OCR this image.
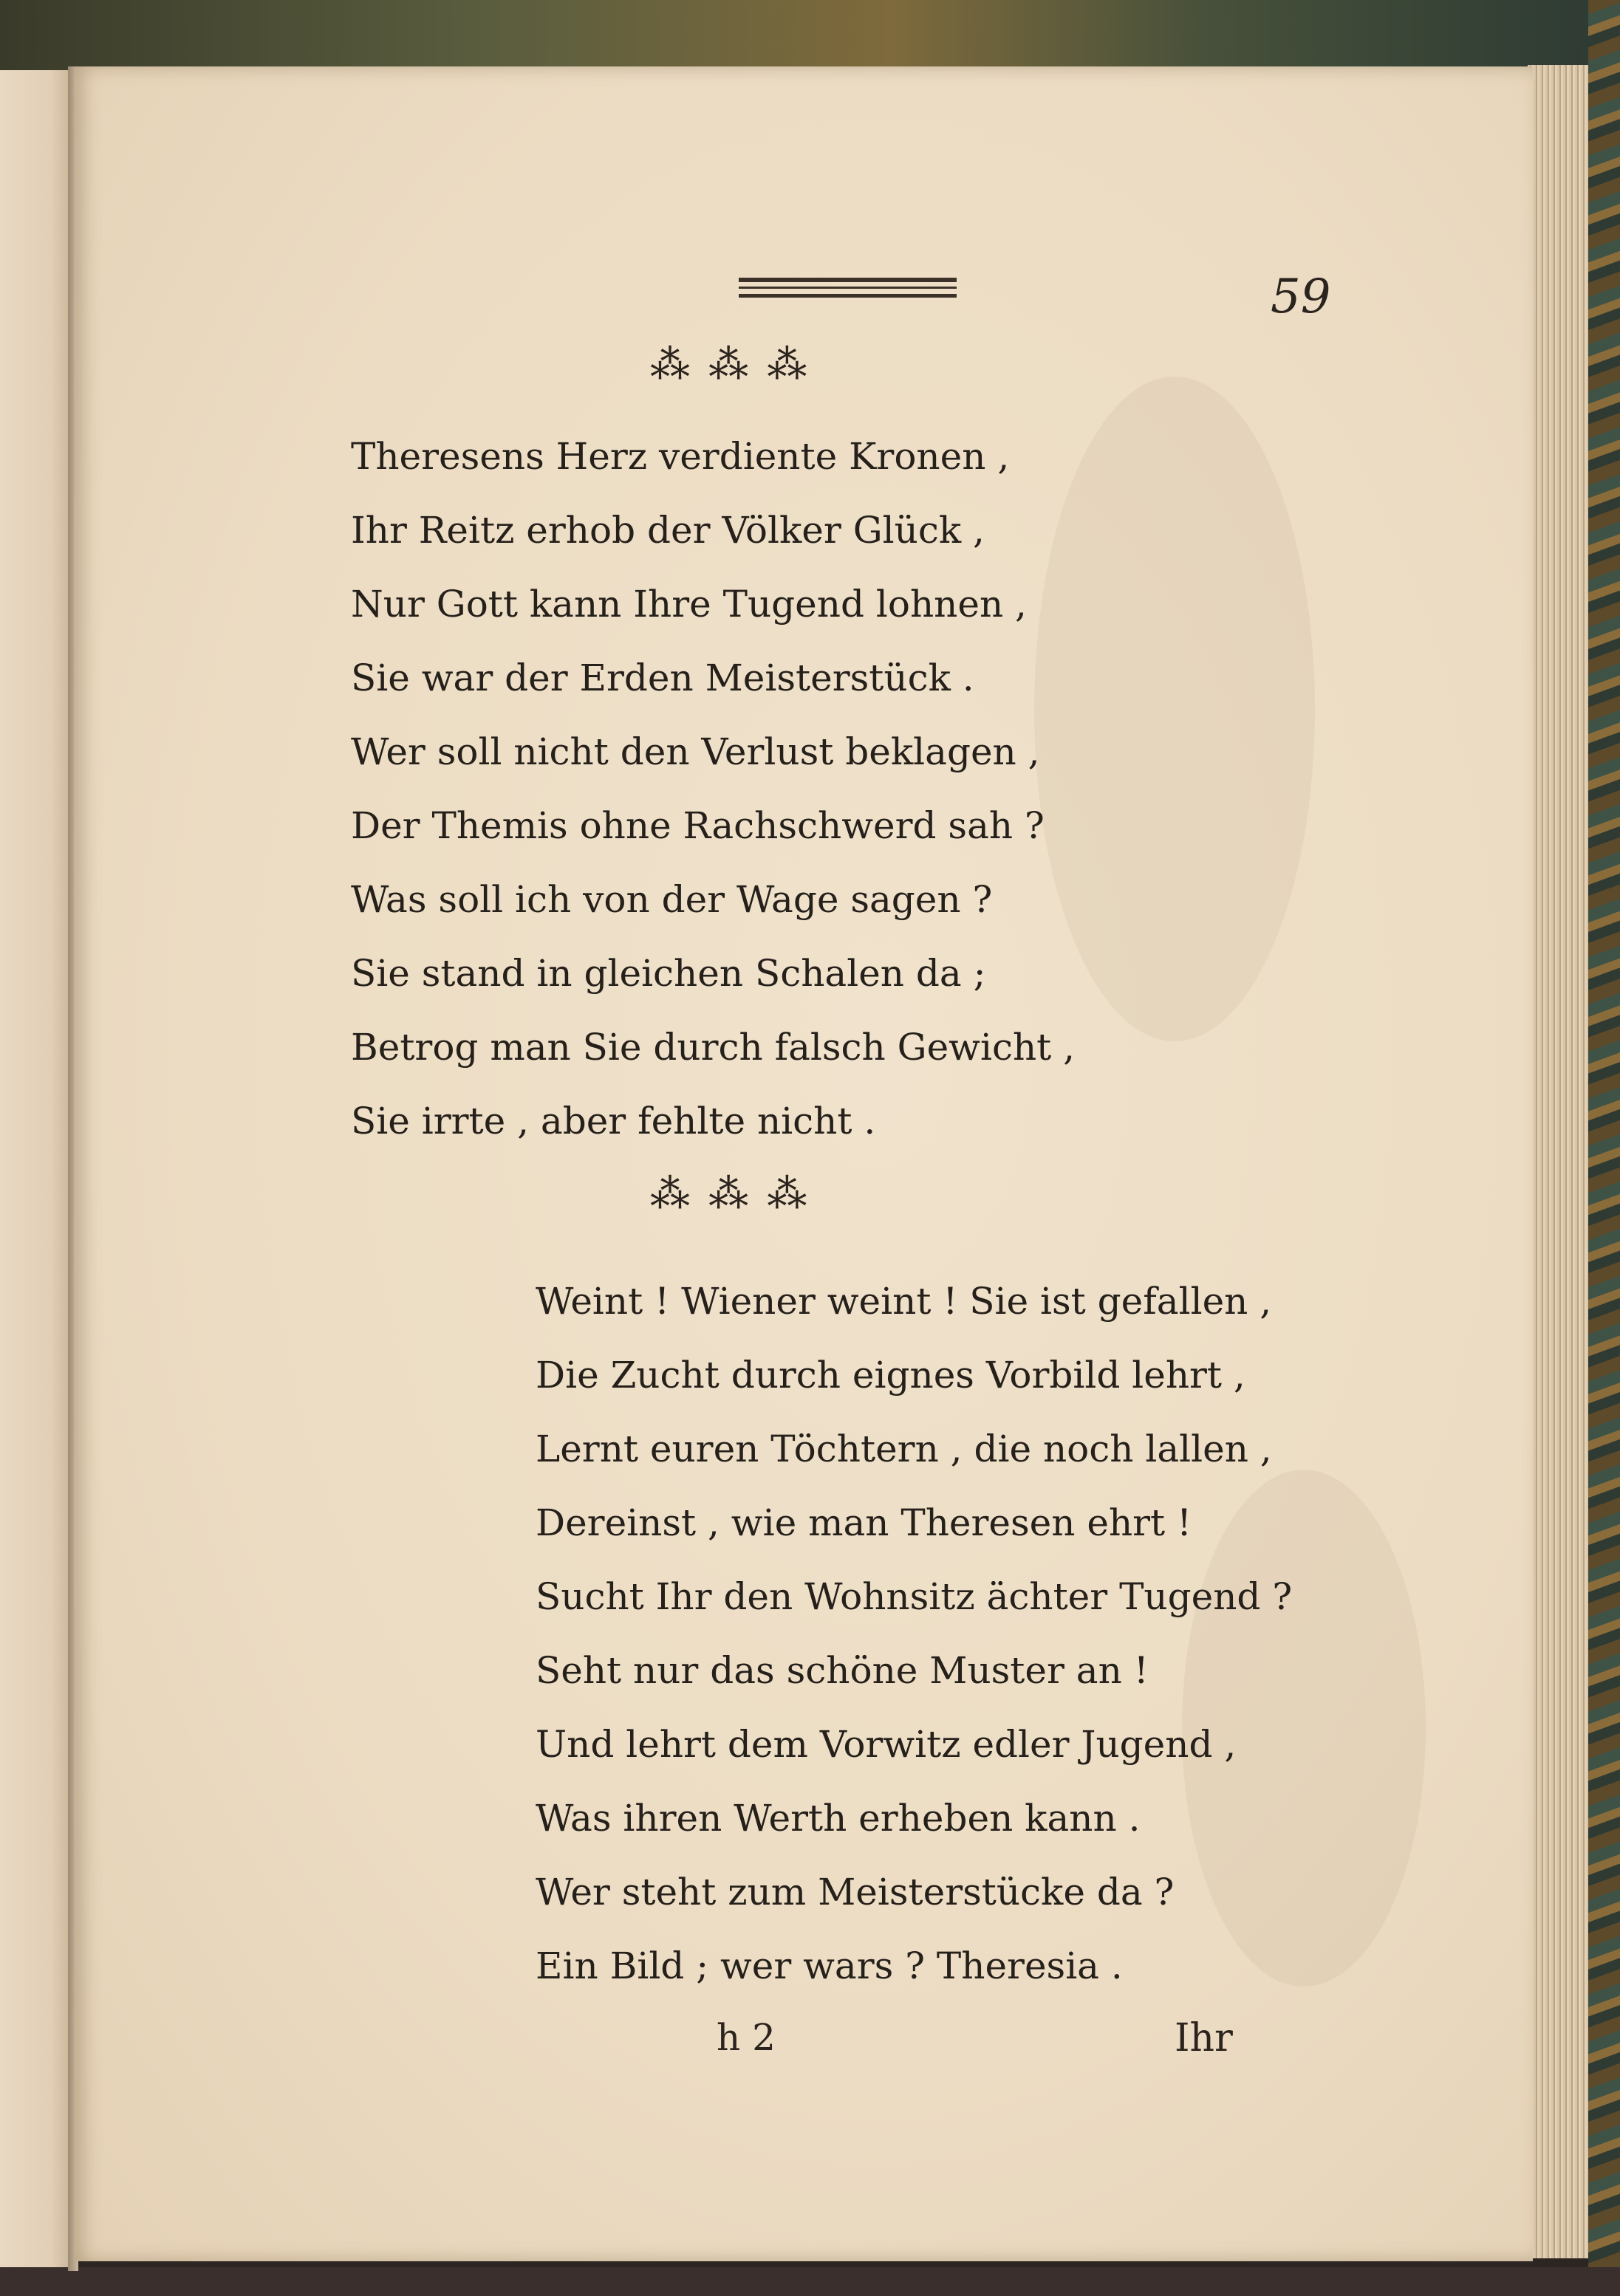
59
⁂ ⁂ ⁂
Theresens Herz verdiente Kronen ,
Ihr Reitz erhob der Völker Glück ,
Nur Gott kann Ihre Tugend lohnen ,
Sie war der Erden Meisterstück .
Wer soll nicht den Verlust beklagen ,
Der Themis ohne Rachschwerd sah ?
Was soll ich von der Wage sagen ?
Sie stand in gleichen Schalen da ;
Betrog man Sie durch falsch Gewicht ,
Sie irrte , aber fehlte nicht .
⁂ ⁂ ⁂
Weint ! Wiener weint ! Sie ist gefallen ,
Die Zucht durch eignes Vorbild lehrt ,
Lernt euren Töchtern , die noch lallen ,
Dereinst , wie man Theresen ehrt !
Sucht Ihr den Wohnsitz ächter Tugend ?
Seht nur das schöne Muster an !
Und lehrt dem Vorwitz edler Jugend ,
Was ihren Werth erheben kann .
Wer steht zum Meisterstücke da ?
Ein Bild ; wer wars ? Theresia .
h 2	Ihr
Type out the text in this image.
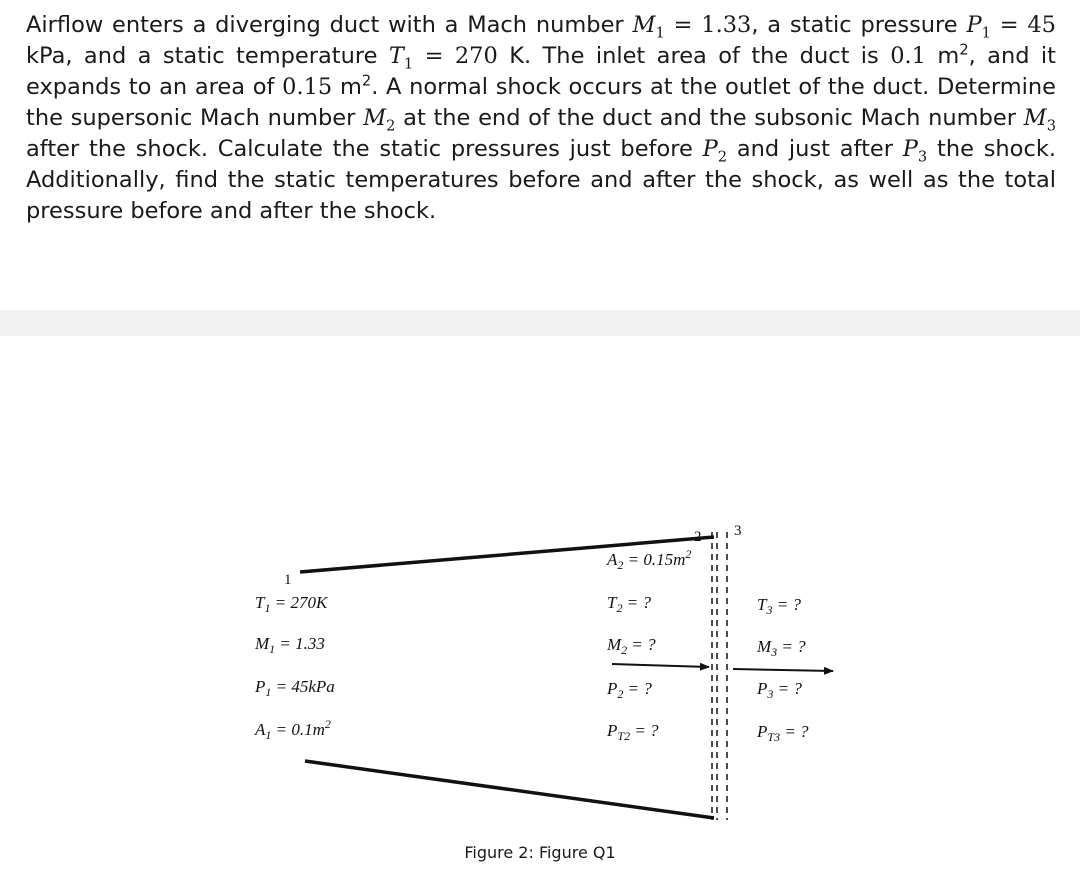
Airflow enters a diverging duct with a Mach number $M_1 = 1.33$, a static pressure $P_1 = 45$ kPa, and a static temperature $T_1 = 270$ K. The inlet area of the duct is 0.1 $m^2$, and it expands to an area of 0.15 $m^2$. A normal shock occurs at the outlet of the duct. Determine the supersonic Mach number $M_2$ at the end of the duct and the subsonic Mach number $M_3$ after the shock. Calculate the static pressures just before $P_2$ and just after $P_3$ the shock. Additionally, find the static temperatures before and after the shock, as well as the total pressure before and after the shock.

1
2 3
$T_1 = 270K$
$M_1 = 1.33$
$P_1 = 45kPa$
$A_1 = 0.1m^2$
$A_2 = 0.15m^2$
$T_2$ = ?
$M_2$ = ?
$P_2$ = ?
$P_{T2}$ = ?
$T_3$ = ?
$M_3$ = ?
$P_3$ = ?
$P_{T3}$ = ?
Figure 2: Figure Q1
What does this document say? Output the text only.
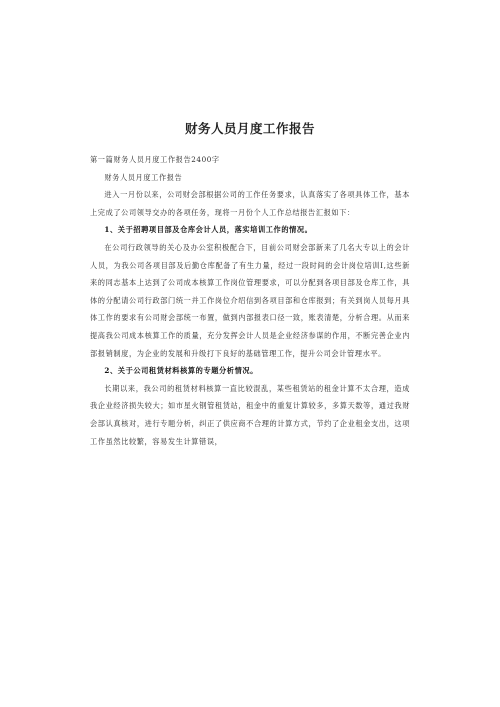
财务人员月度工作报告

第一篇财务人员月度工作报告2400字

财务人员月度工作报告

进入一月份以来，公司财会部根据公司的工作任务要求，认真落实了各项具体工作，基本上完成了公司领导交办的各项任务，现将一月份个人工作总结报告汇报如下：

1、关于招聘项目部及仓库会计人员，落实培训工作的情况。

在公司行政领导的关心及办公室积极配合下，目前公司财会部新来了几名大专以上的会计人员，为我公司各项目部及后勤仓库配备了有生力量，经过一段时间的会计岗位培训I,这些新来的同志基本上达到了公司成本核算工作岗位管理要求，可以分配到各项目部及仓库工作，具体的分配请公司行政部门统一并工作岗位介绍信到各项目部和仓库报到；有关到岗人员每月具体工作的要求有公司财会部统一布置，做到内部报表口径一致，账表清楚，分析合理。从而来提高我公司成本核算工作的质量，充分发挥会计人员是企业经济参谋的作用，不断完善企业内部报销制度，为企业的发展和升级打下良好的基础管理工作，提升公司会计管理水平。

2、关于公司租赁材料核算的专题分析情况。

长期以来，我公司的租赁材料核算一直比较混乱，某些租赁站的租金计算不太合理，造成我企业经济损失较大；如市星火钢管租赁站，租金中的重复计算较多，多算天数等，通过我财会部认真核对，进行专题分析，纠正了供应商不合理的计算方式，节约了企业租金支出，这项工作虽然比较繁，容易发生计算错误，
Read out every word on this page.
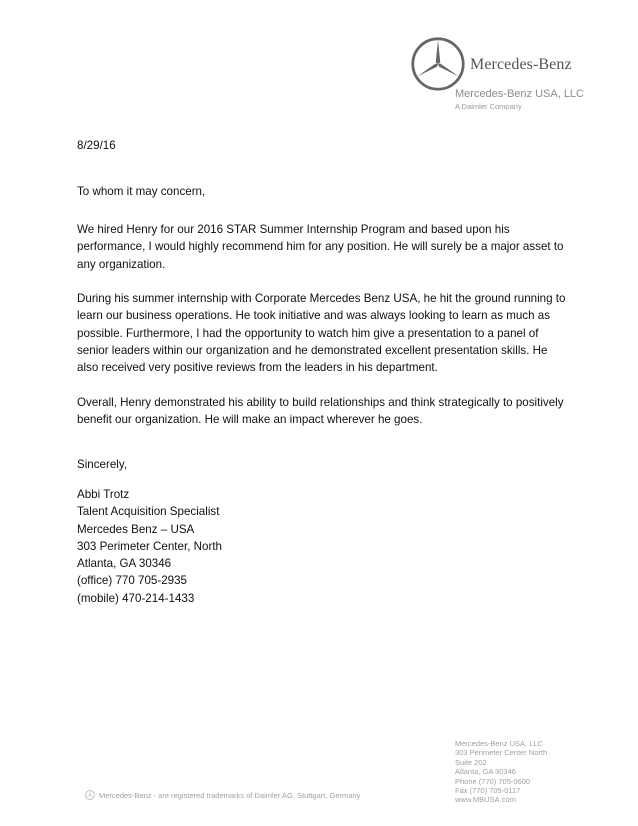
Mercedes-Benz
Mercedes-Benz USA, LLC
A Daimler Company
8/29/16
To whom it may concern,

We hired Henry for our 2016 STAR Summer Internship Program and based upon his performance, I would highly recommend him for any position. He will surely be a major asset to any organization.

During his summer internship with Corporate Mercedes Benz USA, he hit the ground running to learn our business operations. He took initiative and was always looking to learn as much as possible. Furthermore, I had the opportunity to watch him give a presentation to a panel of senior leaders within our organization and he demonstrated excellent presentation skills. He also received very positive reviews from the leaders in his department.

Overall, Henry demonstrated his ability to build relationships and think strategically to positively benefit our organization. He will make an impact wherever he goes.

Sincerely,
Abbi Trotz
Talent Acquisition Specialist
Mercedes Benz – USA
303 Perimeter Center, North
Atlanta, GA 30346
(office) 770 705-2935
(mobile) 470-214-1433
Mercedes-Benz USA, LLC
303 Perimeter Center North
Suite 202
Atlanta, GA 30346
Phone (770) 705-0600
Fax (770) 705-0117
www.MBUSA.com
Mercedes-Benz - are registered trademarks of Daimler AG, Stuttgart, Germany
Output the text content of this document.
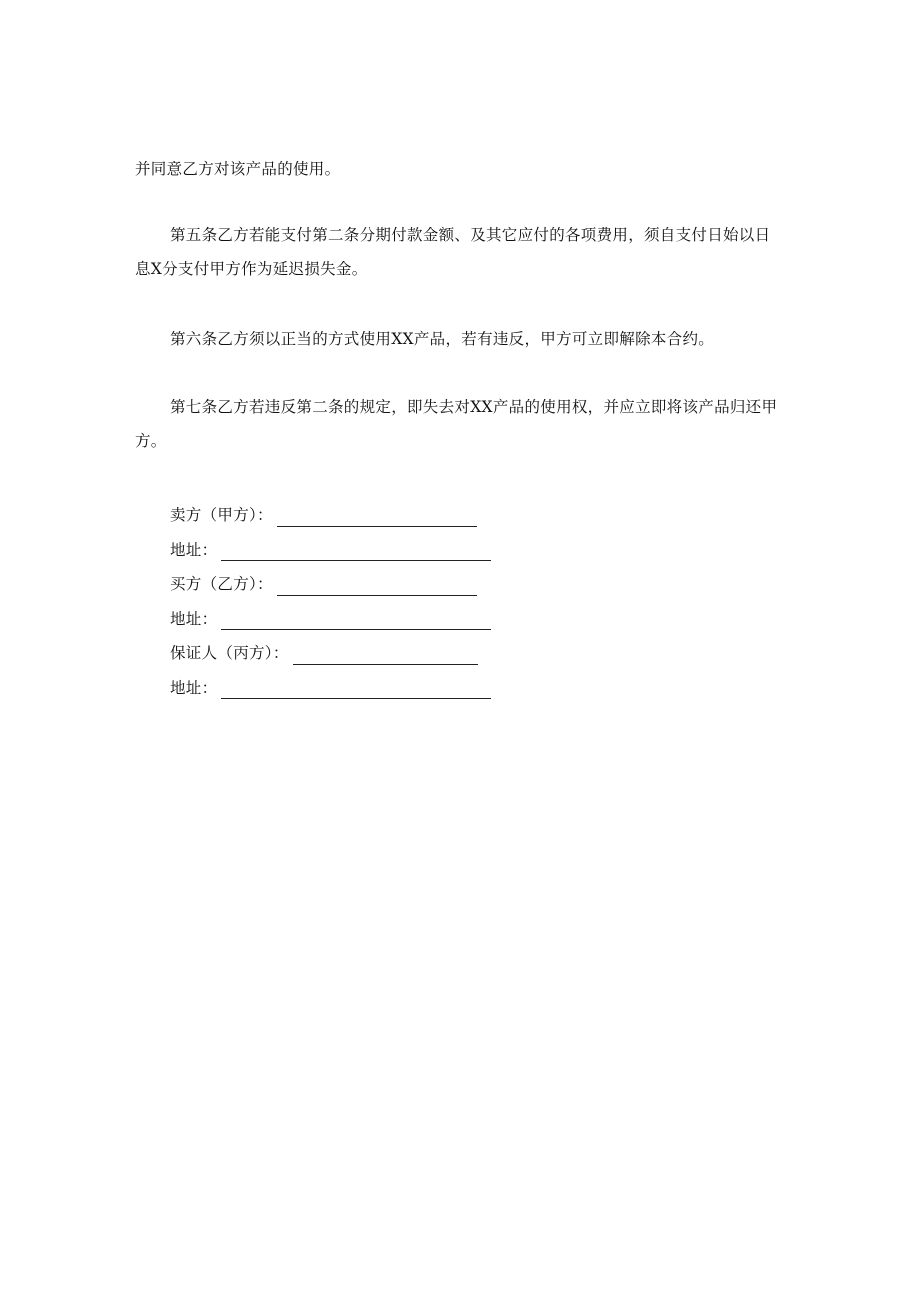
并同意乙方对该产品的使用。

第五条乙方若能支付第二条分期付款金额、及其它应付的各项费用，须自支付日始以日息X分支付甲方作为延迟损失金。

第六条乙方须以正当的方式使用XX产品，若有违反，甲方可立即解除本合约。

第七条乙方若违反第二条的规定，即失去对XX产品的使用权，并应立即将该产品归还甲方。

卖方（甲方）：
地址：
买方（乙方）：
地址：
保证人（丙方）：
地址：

======

» **SET PROBLEM**:
Set down every entry word for word, but omit the pictures.

» **THE COMPLETED TASK**:
OCR this image.
59
⁂ ⁂ ⁂
Theresens Herz verdiente Kronen ,
Ihr Reitz erhob der Völker Glück ,
Nur Gott kann Ihre Tugend lohnen ,
Sie war der Erden Meisterstück .
Wer soll nicht den Verlust beklagen ,
Der Themis ohne Rachschwerd sah ?
Was soll ich von der Wage sagen ?
Sie stand in gleichen Schalen da ;
Betrog man Sie durch falsch Gewicht ,
Sie irrte , aber fehlte nicht .
⁂ ⁂ ⁂
Weint ! Wiener weint ! Sie ist gefallen ,
Die Zucht durch eignes Vorbild lehrt ,
Lernt euren Töchtern , die noch lallen ,
Dereinst , wie man Theresen ehrt !
Sucht Ihr den Wohnsitz ächter Tugend ?
Seht nur das schöne Muster an !
Und lehrt dem Vorwitz edler Jugend ,
Was ihren Werth erheben kann .
Wer steht zum Meisterstücke da ?
Ein Bild ; wer wars ? Theresia .
h 2	Ihr
Type out the text in this image.
Airflow enters a diverging duct with a Mach number $M_1 = 1.33$, a static pressure $P_1 = 45$ kPa, and a static temperature $T_1 = 270$ K. The inlet area of the duct is 0.1 $m^2$, and it expands to an area of 0.15 $m^2$. A normal shock occurs at the outlet of the duct. Determine the supersonic Mach number $M_2$ at the end of the duct and the subsonic Mach number $M_3$ after the shock. Calculate the static pressures just before $P_2$ and just after $P_3$ the shock. Additionally, find the static temperatures before and after the shock, as well as the total pressure before and after the shock.

1
2 3
$T_1 = 270K$
$M_1 = 1.33$
$P_1 = 45kPa$
$A_1 = 0.1m^2$
$A_2 = 0.15m^2$
$T_2$ = ?
$M_2$ = ?
$P_2$ = ?
$P_{T2}$ = ?
$T_3$ = ?
$M_3$ = ?
$P_3$ = ?
$P_{T3}$ = ?
Figure 2: Figure Q1
What does this document say? Output the text only.
财务人员月度工作报告

第一篇财务人员月度工作报告2400字

财务人员月度工作报告

进入一月份以来，公司财会部根据公司的工作任务要求，认真落实了各项具体工作，基本上完成了公司领导交办的各项任务，现将一月份个人工作总结报告汇报如下：

1、关于招聘项目部及仓库会计人员，落实培训工作的情况。

在公司行政领导的关心及办公室积极配合下，目前公司财会部新来了几名大专以上的会计人员，为我公司各项目部及后勤仓库配备了有生力量，经过一段时间的会计岗位培训I,这些新来的同志基本上达到了公司成本核算工作岗位管理要求，可以分配到各项目部及仓库工作，具体的分配请公司行政部门统一并工作岗位介绍信到各项目部和仓库报到；有关到岗人员每月具体工作的要求有公司财会部统一布置，做到内部报表口径一致，账表清楚，分析合理。从而来提高我公司成本核算工作的质量，充分发挥会计人员是企业经济参谋的作用，不断完善企业内部报销制度，为企业的发展和升级打下良好的基础管理工作，提升公司会计管理水平。

2、关于公司租赁材料核算的专题分析情况。

长期以来，我公司的租赁材料核算一直比较混乱，某些租赁站的租金计算不太合理，造成我企业经济损失较大；如市星火钢管租赁站，租金中的重复计算较多，多算天数等，通过我财会部认真核对，进行专题分析，纠正了供应商不合理的计算方式，节约了企业租金支出，这项工作虽然比较繁，容易发生计算错误，
Read out every word on this page.
Mercedes-Benz
Mercedes-Benz USA, LLC
A Daimler Company
8/29/16
To whom it may concern,

We hired Henry for our 2016 STAR Summer Internship Program and based upon his performance, I would highly recommend him for any position. He will surely be a major asset to any organization.

During his summer internship with Corporate Mercedes Benz USA, he hit the ground running to learn our business operations. He took initiative and was always looking to learn as much as possible. Furthermore, I had the opportunity to watch him give a presentation to a panel of senior leaders within our organization and he demonstrated excellent presentation skills. He also received very positive reviews from the leaders in his department.

Overall, Henry demonstrated his ability to build relationships and think strategically to positively benefit our organization. He will make an impact wherever he goes.

Sincerely,
Abbi Trotz
Talent Acquisition Specialist
Mercedes Benz – USA
303 Perimeter Center, North
Atlanta, GA 30346
(office) 770 705-2935
(mobile) 470-214-1433
Mercedes-Benz USA, LLC
303 Perimeter Center North
Suite 202
Atlanta, GA 30346
Phone (770) 705-0600
Fax (770) 705-0117
www.MBUSA.com
Mercedes-Benz - are registered trademarks of Daimler AG, Stuttgart, Germany
Output the text content of this document.
并同意乙方对该产品的使用。

第五条乙方若能支付第二条分期付款金额、及其它应付的各项费用，须自支付日始以日息X分支付甲方作为延迟损失金。

第六条乙方须以正当的方式使用XX产品，若有违反，甲方可立即解除本合约。

第七条乙方若违反第二条的规定，即失去对XX产品的使用权，并应立即将该产品归还甲方。

卖方（甲方）：
地址：
买方（乙方）：
地址：
保证人（丙方）：
地址：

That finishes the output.